### DATA SECTION ###
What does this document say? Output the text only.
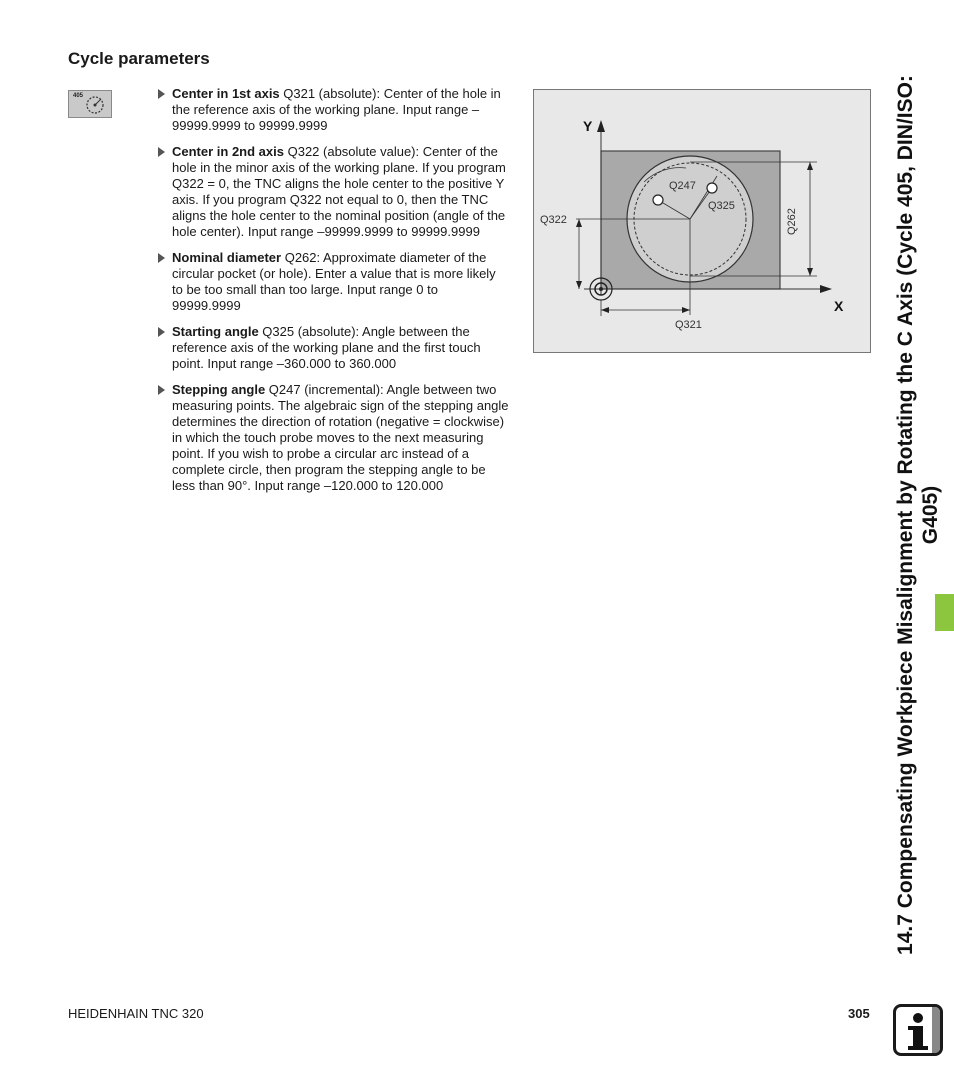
Cycle parameters
405	Center in 1st axis Q321 (absolute): Center of the hole in the reference axis of the working plane. Input range –99999.9999 to 99999.9999
Center in 2nd axis Q322 (absolute value): Center of the hole in the minor axis of the working plane. If you program Q322 = 0, the TNC aligns the hole center to the positive Y axis. If you program Q322 not equal to 0, then the TNC aligns the hole center to the nominal position (angle of the hole center). Input range –99999.9999 to 99999.9999
Nominal diameter Q262: Approximate diameter of the circular pocket (or hole). Enter a value that is more likely to be too small than too large. Input range 0 to 99999.9999
Starting angle Q325 (absolute): Angle between the reference axis of the working plane and the first touch point. Input range –360.000 to 360.000
Stepping angle Q247 (incremental): Angle between two measuring points. The algebraic sign of the stepping angle determines the direction of rotation (negative = clockwise) in which the touch probe moves to the next measuring point. If you wish to probe a circular arc instead of a complete circle, then program the stepping angle to be less than 90°. Input range –120.000 to 120.000
Y
X
Q247
Q325
Q322	Q262
Q321	14.7 Compensating Workpiece Misalignment by Rotating the C Axis (Cycle 405, DIN/ISO: G405)
HEIDENHAIN TNC 320	305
###
## TASK OBJECTIVE
The entries above are to be returned exactly, without their pictures.

## FULL SOLUTION
What does this document say? Output the text only.
Cycle parameters
405	Center in 1st axis Q321 (absolute): Center of the hole in the reference axis of the working plane. Input range –99999.9999 to 99999.9999
Center in 2nd axis Q322 (absolute value): Center of the hole in the minor axis of the working plane. If you program Q322 = 0, the TNC aligns the hole center to the positive Y axis. If you program Q322 not equal to 0, then the TNC aligns the hole center to the nominal position (angle of the hole center). Input range –99999.9999 to 99999.9999
Nominal diameter Q262: Approximate diameter of the circular pocket (or hole). Enter a value that is more likely to be too small than too large. Input range 0 to 99999.9999
Starting angle Q325 (absolute): Angle between the reference axis of the working plane and the first touch point. Input range –360.000 to 360.000
Stepping angle Q247 (incremental): Angle between two measuring points. The algebraic sign of the stepping angle determines the direction of rotation (negative = clockwise) in which the touch probe moves to the next measuring point. If you wish to probe a circular arc instead of a complete circle, then program the stepping angle to be less than 90°. Input range –120.000 to 120.000
Y
X
Q247
Q325
Q322	Q262
Q321	14.7 Compensating Workpiece Misalignment by Rotating the C Axis (Cycle 405, DIN/ISO: G405)
HEIDENHAIN TNC 320	305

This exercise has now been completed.